## DIRECTIONS
Can you write out, unchanged, the listing from its first line through the line that contains "- data-bin: [468, 474, 490, 477]", including both of those lines?

Data records
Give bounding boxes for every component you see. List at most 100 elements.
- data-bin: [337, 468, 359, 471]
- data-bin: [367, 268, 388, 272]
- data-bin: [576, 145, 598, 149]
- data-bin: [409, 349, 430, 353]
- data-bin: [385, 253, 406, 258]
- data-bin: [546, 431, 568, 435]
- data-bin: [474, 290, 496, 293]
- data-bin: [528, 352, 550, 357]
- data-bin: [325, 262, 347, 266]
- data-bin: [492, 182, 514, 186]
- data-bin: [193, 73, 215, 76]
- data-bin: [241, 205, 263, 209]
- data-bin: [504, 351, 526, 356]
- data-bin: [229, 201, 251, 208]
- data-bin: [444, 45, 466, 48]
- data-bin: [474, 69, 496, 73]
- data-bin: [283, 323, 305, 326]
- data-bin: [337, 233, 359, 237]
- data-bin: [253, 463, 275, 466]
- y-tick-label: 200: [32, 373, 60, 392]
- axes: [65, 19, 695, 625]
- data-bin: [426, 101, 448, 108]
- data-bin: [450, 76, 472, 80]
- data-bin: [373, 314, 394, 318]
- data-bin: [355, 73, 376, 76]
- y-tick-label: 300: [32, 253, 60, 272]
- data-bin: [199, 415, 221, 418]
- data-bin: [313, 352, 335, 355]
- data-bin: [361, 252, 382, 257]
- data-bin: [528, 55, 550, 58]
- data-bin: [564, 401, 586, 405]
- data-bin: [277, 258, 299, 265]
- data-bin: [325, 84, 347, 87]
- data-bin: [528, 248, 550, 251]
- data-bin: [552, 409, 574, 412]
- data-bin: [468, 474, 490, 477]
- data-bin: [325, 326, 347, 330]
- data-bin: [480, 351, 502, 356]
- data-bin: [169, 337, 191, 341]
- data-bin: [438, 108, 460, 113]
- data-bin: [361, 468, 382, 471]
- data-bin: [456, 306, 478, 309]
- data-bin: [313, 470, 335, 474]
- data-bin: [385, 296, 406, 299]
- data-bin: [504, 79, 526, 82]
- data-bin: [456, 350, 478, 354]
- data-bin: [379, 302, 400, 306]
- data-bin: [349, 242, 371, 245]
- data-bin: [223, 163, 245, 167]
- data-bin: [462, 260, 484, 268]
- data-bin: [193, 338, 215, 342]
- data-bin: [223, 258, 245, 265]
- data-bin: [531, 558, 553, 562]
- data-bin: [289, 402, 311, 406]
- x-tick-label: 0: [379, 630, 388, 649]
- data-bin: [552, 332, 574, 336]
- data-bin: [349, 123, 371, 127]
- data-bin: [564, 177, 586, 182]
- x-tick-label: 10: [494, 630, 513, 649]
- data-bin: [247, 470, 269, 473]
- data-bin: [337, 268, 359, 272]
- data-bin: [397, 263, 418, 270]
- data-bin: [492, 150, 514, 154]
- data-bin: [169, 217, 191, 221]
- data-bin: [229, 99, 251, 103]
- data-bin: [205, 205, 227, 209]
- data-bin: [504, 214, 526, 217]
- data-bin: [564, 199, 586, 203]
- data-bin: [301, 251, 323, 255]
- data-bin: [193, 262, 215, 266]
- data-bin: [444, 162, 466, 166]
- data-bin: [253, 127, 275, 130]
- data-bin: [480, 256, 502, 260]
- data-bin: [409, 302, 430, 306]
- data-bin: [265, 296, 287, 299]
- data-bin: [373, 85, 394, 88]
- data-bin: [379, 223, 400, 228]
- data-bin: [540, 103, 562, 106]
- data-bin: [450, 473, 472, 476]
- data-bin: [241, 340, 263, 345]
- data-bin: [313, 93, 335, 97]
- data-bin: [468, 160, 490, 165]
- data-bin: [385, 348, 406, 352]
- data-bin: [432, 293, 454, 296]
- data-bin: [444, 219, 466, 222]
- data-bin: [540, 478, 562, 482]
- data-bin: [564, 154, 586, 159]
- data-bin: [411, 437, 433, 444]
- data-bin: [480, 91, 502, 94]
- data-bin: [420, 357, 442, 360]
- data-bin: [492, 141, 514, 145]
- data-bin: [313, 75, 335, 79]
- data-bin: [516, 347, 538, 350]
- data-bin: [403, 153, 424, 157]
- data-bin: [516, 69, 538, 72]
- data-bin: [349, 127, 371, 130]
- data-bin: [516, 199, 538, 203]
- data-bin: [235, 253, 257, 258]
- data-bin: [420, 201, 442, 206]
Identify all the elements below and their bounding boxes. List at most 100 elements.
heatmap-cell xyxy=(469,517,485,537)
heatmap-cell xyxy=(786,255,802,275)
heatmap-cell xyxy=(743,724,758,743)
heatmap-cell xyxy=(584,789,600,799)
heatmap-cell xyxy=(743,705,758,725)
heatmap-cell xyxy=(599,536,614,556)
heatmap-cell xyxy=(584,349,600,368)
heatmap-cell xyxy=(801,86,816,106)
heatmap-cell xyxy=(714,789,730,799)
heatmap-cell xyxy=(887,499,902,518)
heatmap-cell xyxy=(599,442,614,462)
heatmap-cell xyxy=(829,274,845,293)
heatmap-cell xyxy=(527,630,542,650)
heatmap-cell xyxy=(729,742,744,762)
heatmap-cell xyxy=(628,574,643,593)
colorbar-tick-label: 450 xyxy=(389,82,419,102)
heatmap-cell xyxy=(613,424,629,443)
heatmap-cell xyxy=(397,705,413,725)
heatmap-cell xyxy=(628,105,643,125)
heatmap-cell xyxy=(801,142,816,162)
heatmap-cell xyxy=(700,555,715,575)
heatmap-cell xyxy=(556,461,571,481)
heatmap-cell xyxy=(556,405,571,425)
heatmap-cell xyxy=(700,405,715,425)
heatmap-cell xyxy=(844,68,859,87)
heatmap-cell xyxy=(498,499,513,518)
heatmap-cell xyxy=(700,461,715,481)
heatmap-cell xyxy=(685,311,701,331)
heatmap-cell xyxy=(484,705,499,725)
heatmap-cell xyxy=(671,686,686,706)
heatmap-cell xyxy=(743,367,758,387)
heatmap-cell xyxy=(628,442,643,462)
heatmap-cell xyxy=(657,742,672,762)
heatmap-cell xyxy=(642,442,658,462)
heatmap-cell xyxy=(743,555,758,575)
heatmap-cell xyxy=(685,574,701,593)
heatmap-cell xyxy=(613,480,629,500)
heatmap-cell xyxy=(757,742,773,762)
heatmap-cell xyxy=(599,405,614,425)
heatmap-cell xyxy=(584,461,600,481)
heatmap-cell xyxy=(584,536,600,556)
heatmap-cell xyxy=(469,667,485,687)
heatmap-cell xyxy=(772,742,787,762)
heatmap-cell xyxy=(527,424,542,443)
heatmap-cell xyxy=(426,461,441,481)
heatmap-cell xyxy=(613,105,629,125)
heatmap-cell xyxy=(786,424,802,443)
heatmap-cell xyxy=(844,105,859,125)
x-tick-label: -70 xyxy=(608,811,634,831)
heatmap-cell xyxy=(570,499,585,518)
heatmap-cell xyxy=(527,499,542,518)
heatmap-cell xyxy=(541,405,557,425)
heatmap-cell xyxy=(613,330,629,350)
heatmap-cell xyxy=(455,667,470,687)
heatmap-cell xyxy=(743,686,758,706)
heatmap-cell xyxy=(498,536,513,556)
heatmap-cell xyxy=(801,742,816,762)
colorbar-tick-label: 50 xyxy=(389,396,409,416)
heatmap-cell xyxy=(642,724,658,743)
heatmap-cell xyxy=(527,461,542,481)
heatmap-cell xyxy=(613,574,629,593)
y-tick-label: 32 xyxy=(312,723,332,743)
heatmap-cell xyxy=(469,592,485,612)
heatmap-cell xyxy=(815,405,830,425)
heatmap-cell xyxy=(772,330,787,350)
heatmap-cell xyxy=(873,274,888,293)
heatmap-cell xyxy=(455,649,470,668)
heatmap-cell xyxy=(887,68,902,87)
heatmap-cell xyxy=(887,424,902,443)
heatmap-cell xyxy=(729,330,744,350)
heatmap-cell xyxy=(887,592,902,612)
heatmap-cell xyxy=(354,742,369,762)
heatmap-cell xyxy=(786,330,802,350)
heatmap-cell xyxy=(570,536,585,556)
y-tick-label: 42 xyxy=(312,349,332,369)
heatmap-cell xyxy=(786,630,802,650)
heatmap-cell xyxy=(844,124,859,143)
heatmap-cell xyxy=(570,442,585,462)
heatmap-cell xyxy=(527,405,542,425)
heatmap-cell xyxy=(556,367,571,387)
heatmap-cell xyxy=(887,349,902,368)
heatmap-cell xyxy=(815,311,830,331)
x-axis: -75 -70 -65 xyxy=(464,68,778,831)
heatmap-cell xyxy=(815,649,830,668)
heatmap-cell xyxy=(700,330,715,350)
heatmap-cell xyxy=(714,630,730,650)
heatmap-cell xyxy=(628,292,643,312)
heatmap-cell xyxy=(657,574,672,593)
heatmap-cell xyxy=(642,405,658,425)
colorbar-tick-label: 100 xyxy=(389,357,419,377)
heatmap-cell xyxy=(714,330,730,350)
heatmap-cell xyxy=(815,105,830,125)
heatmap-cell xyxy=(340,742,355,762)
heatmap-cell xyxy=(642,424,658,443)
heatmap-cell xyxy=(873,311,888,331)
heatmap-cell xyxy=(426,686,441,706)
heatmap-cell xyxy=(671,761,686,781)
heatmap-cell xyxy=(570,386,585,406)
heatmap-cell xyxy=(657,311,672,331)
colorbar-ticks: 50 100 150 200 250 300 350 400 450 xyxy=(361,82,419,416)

## THE SOLUTION
Give bounding boxes for every component you see. List at most 100 elements.
- data-bin: [337, 468, 359, 471]
- data-bin: [367, 268, 388, 272]
- data-bin: [576, 145, 598, 149]
- data-bin: [409, 349, 430, 353]
- data-bin: [385, 253, 406, 258]
- data-bin: [546, 431, 568, 435]
- data-bin: [474, 290, 496, 293]
- data-bin: [528, 352, 550, 357]
- data-bin: [325, 262, 347, 266]
- data-bin: [492, 182, 514, 186]
- data-bin: [193, 73, 215, 76]
- data-bin: [241, 205, 263, 209]
- data-bin: [504, 351, 526, 356]
- data-bin: [229, 201, 251, 208]
- data-bin: [444, 45, 466, 48]
- data-bin: [474, 69, 496, 73]
- data-bin: [283, 323, 305, 326]
- data-bin: [337, 233, 359, 237]
- data-bin: [253, 463, 275, 466]
- y-tick-label: 200: [32, 373, 60, 392]
- axes: [65, 19, 695, 625]
- data-bin: [426, 101, 448, 108]
- data-bin: [450, 76, 472, 80]
- data-bin: [373, 314, 394, 318]
- data-bin: [355, 73, 376, 76]
- y-tick-label: 300: [32, 253, 60, 272]
- data-bin: [199, 415, 221, 418]
- data-bin: [313, 352, 335, 355]
- data-bin: [361, 252, 382, 257]
- data-bin: [528, 55, 550, 58]
- data-bin: [564, 401, 586, 405]
- data-bin: [277, 258, 299, 265]
- data-bin: [325, 84, 347, 87]
- data-bin: [528, 248, 550, 251]
- data-bin: [552, 409, 574, 412]
- data-bin: [468, 474, 490, 477]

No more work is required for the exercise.